__Brief__:
Find how many lines hold the word "χρηματοπιστωτικό" and give that number only.

__Figure dataset records__:

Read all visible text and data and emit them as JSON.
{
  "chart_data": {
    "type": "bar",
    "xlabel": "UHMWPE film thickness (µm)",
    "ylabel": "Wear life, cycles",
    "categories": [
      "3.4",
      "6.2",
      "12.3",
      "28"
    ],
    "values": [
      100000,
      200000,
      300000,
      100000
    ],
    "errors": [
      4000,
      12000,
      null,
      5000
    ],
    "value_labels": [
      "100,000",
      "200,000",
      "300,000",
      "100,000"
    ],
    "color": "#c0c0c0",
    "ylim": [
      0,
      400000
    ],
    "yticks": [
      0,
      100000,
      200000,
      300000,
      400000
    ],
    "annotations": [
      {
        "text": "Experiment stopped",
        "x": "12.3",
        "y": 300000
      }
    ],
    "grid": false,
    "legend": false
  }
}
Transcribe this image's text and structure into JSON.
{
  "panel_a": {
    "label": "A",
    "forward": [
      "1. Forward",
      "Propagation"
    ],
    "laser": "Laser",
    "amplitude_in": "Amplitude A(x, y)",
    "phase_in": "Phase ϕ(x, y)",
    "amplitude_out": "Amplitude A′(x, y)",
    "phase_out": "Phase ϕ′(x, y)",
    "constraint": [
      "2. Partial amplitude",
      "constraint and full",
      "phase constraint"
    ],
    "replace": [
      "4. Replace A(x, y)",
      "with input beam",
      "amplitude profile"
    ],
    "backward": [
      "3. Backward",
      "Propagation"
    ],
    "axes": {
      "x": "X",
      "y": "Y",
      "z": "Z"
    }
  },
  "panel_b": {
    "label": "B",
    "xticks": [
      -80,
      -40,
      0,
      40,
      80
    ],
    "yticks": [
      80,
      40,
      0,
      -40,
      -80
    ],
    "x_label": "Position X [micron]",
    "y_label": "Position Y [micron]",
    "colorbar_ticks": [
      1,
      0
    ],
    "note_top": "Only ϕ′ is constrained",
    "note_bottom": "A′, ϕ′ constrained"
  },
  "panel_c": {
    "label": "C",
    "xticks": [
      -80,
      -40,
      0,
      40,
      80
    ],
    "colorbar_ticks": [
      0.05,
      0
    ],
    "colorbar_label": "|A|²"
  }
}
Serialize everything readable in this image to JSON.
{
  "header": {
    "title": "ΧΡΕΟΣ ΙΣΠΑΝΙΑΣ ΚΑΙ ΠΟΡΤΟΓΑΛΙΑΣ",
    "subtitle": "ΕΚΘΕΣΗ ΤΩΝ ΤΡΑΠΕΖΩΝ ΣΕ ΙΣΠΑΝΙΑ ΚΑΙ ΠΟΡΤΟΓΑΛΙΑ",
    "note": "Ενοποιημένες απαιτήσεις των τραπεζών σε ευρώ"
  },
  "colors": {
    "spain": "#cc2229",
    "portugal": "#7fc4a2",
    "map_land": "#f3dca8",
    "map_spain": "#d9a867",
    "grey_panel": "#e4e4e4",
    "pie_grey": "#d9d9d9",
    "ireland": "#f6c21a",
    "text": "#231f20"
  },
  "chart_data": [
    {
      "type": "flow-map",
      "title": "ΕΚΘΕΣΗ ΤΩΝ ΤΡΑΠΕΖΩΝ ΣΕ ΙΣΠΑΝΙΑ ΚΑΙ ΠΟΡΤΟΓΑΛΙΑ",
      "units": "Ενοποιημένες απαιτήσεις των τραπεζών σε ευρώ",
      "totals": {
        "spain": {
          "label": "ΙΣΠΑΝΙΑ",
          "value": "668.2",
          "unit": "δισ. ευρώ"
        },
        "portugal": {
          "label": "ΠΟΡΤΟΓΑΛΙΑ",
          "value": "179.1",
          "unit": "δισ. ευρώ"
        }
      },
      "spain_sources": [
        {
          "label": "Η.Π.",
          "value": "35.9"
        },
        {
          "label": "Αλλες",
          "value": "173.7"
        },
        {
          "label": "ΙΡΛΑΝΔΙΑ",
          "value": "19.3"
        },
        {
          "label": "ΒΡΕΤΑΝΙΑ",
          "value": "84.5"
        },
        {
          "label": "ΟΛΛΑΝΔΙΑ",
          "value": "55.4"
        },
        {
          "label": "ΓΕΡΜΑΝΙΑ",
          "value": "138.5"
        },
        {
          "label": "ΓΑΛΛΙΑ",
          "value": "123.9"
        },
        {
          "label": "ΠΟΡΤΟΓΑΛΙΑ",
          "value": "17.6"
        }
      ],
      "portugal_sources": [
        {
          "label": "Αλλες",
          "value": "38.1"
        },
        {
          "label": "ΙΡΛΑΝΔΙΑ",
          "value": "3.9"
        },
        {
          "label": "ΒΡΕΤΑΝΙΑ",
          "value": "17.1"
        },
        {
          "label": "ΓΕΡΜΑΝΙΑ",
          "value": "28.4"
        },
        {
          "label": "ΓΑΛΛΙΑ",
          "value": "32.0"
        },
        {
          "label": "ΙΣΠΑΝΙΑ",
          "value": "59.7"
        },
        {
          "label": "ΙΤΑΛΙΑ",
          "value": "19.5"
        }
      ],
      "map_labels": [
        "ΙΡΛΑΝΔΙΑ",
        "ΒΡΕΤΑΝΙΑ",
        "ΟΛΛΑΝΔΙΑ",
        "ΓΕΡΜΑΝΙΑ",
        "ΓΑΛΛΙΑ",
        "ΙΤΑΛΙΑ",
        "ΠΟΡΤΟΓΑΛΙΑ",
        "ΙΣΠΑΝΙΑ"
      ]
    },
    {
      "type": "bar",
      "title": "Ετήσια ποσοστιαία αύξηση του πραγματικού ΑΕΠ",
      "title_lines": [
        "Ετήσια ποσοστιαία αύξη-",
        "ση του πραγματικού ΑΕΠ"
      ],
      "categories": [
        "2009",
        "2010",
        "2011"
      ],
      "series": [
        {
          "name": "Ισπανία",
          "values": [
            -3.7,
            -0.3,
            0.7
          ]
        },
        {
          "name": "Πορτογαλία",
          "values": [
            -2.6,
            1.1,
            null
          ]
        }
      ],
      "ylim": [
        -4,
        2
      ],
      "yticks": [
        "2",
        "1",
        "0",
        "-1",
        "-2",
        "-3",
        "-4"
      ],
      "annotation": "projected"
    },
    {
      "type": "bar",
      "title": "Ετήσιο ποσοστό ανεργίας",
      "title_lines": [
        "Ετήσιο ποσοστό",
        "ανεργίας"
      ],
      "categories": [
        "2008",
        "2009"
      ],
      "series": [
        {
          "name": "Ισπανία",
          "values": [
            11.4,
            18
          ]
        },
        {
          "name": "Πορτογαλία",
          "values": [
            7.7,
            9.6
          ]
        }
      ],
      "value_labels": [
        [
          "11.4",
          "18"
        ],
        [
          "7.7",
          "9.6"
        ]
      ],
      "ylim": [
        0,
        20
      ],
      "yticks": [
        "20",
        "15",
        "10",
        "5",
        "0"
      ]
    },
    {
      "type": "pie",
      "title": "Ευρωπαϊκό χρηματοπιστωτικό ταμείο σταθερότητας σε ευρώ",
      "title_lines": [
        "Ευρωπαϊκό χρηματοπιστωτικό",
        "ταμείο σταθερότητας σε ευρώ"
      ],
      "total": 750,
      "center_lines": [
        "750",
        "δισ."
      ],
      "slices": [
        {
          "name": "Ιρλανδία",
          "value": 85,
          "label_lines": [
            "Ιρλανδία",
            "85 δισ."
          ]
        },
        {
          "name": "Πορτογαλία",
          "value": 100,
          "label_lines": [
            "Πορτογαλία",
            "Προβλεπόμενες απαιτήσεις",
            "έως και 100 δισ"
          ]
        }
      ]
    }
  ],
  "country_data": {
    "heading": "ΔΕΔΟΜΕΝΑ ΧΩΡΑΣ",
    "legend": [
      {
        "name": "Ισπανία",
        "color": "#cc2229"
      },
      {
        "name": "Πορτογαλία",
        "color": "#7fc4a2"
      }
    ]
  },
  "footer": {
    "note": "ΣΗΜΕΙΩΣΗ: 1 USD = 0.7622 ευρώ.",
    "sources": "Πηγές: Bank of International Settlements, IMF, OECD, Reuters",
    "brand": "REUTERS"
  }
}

__Solution for this exercise__:
2